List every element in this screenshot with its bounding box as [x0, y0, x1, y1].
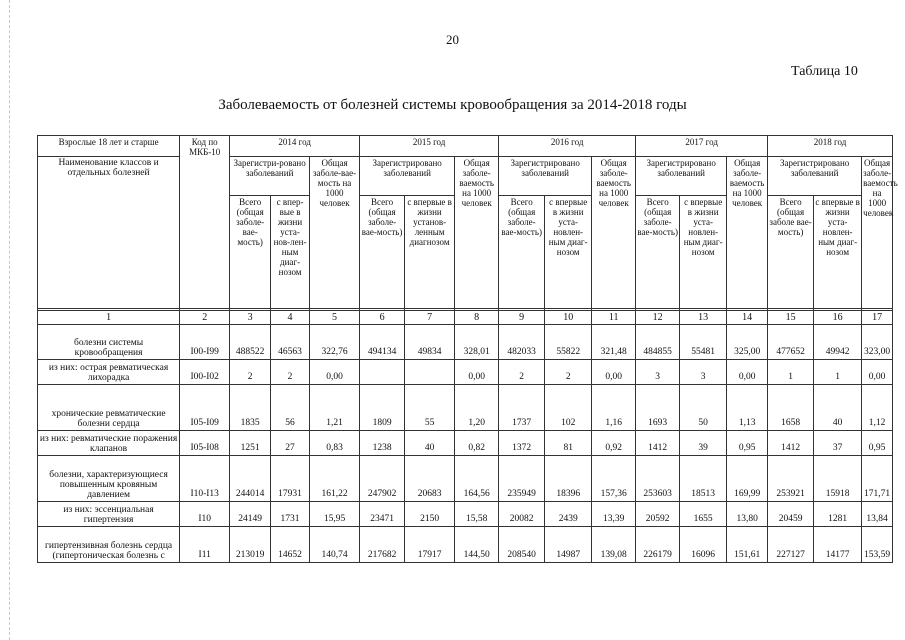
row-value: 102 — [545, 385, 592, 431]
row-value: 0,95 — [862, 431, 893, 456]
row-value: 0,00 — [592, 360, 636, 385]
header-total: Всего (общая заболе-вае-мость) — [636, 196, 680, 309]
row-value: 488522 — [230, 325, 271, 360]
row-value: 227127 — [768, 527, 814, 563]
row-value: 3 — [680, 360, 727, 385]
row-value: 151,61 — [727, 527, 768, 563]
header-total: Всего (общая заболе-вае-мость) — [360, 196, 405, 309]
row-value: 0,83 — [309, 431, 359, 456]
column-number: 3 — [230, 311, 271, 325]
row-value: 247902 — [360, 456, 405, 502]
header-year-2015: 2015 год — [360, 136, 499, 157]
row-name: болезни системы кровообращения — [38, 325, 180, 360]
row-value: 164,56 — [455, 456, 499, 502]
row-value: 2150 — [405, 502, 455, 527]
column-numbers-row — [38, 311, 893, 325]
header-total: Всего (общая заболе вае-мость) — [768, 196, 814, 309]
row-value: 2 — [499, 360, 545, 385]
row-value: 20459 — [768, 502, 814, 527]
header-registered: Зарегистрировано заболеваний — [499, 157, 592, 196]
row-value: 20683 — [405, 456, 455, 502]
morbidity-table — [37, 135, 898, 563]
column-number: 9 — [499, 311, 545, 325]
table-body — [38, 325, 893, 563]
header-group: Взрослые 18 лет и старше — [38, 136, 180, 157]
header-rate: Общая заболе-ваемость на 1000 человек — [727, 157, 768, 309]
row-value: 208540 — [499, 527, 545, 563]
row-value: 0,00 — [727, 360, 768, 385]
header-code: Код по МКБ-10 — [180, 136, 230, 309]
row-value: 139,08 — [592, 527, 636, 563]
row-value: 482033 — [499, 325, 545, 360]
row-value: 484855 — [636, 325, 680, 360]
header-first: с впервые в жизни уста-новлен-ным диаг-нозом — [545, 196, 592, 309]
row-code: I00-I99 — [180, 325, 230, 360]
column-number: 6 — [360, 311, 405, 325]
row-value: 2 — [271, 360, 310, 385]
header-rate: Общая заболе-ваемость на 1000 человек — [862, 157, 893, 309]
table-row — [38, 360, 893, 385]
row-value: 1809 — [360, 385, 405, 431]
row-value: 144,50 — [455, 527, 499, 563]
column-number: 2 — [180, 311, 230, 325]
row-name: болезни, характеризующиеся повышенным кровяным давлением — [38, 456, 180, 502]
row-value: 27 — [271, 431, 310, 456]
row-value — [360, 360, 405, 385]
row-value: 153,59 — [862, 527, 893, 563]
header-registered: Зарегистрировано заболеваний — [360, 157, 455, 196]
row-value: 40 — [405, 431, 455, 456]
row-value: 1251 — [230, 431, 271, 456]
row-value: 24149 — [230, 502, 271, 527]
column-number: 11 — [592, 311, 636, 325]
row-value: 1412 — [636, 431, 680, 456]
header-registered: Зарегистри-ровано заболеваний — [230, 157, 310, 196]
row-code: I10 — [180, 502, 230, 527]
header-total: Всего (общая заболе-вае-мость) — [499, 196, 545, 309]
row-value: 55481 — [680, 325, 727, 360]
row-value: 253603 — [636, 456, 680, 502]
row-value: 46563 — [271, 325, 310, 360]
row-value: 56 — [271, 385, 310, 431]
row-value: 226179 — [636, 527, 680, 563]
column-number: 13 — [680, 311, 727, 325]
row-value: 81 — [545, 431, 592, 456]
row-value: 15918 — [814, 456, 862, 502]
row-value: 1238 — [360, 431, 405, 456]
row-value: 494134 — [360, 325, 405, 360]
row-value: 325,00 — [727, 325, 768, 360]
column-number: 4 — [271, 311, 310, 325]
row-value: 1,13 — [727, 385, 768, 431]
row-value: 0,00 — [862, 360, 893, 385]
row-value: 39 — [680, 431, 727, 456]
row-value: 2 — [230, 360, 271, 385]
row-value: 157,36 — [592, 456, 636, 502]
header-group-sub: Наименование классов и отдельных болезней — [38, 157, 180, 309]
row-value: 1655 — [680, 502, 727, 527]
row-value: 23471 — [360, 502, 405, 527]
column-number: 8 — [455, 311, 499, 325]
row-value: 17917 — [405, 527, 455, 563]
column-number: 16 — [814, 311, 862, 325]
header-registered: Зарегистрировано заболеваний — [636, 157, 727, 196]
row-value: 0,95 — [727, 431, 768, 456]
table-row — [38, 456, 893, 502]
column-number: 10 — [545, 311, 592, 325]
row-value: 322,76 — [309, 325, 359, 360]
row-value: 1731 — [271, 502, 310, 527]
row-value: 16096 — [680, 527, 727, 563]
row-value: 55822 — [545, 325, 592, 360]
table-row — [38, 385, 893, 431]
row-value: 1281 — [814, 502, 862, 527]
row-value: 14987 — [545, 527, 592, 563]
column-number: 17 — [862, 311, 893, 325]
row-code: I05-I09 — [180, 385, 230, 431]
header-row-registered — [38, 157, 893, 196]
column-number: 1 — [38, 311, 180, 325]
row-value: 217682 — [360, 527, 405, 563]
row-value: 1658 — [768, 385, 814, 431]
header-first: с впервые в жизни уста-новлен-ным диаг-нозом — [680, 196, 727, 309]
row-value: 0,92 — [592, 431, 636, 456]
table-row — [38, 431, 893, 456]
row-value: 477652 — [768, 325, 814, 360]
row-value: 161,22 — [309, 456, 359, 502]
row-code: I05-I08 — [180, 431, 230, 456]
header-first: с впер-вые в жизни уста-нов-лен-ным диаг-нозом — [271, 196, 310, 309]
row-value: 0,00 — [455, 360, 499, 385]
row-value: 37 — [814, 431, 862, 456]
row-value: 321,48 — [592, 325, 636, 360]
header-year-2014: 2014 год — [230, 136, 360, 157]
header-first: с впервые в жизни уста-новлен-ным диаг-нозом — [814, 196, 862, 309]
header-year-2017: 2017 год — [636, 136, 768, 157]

----------------------------------------

Exercise details: Rewrite the entries from the line with "row-value: 102 — [545, 385, 592, 431]" to the line with "row-value: 164,56 — [455, 456, 499, 502]", switching every "row-value" to "data-value" and leaving everything else in those lines unchanged.

Exercise solution:
data-value: 102 — [545, 385, 592, 431]
data-value: 0,95 — [862, 431, 893, 456]
data-value: 0,00 — [592, 360, 636, 385]
header-total: Всего (общая заболе-вае-мость) — [636, 196, 680, 309]
data-value: 488522 — [230, 325, 271, 360]
data-value: 227127 — [768, 527, 814, 563]
data-value: 3 — [680, 360, 727, 385]
data-value: 151,61 — [727, 527, 768, 563]
header-total: Всего (общая заболе-вае-мость) — [360, 196, 405, 309]
data-value: 0,83 — [309, 431, 359, 456]
column-number: 3 — [230, 311, 271, 325]
data-value: 247902 — [360, 456, 405, 502]
header-year-2015: 2015 год — [360, 136, 499, 157]
row-name: болезни системы кровообращения — [38, 325, 180, 360]
data-value: 164,56 — [455, 456, 499, 502]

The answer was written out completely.